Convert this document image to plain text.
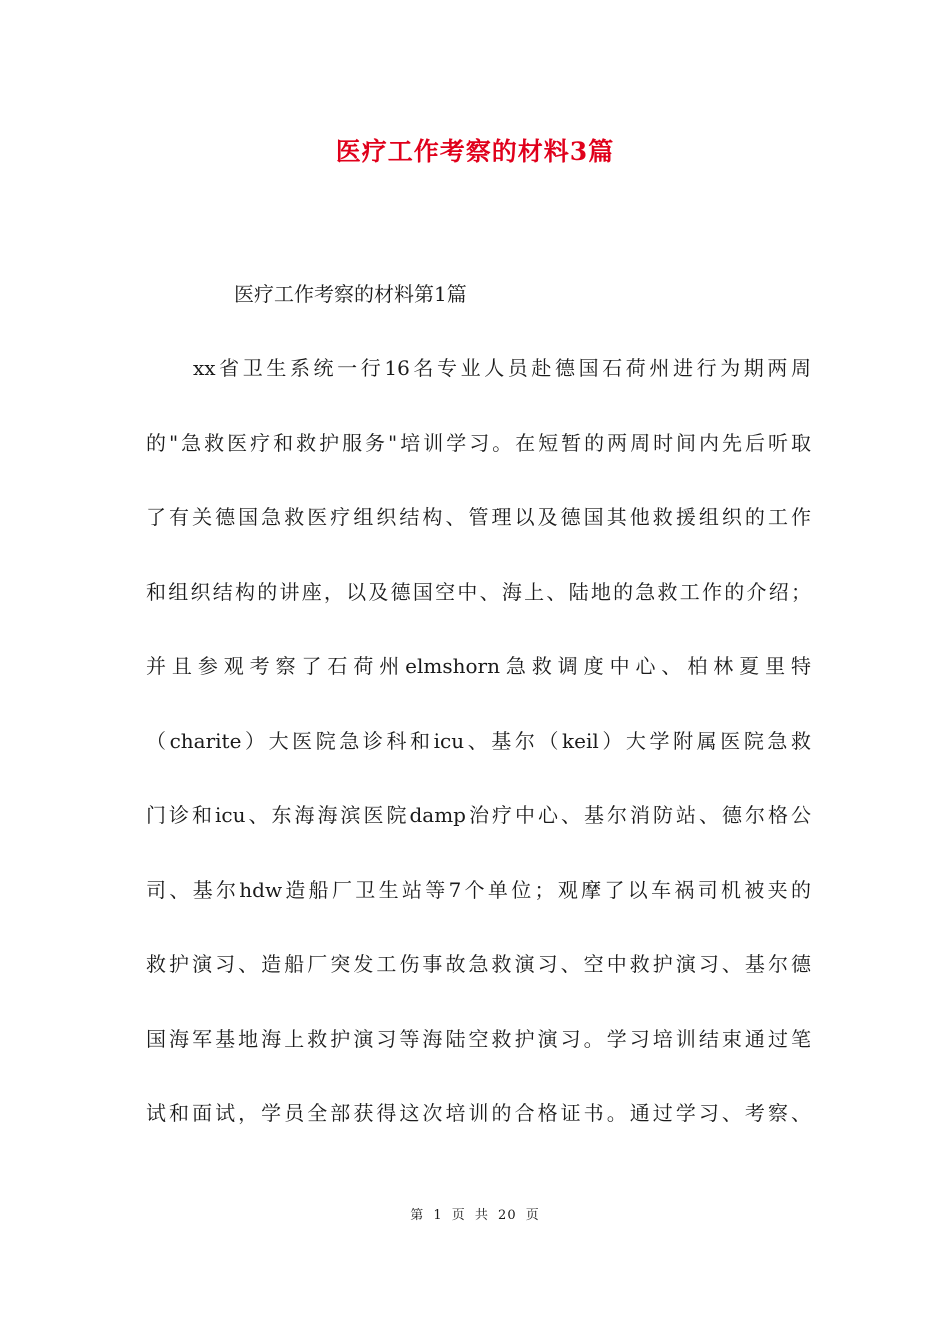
医疗工作考察的材料3篇
医疗工作考察的材料第1篇
xx省卫生系统一行16名专业人员赴德国石荷州进行为期两周
的"急救医疗和救护服务"培训学习。在短暂的两周时间内先后听取
了有关德国急救医疗组织结构、管理以及德国其他救援组织的工作
和组织结构的讲座，以及德国空中、海上、陆地的急救工作的介绍；
并且参观考察了石荷州elmshorn急救调度中心、柏林夏里特
（charite）大医院急诊科和icu、基尔（keil）大学附属医院急救
门诊和icu、东海海滨医院damp治疗中心、基尔消防站、德尔格公
司、基尔hdw造船厂卫生站等7个单位；观摩了以车祸司机被夹的
救护演习、造船厂突发工伤事故急救演习、空中救护演习、基尔德
国海军基地海上救护演习等海陆空救护演习。学习培训结束通过笔
试和面试，学员全部获得这次培训的合格证书。通过学习、考察、
第 1 页 共 20 页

════

■ **What you have to do**: Replicate the material above verbatim; images stay out of the copy.

■ **Output of the task**:
Convert this document image to plain text.
医疗工作考察的材料3篇
医疗工作考察的材料第1篇
xx省卫生系统一行16名专业人员赴德国石荷州进行为期两周
的"急救医疗和救护服务"培训学习。在短暂的两周时间内先后听取
了有关德国急救医疗组织结构、管理以及德国其他救援组织的工作
和组织结构的讲座，以及德国空中、海上、陆地的急救工作的介绍；
并且参观考察了石荷州elmshorn急救调度中心、柏林夏里特
（charite）大医院急诊科和icu、基尔（keil）大学附属医院急救
门诊和icu、东海海滨医院damp治疗中心、基尔消防站、德尔格公
司、基尔hdw造船厂卫生站等7个单位；观摩了以车祸司机被夹的
救护演习、造船厂突发工伤事故急救演习、空中救护演习、基尔德
国海军基地海上救护演习等海陆空救护演习。学习培训结束通过笔
试和面试，学员全部获得这次培训的合格证书。通过学习、考察、
第 1 页 共 20 页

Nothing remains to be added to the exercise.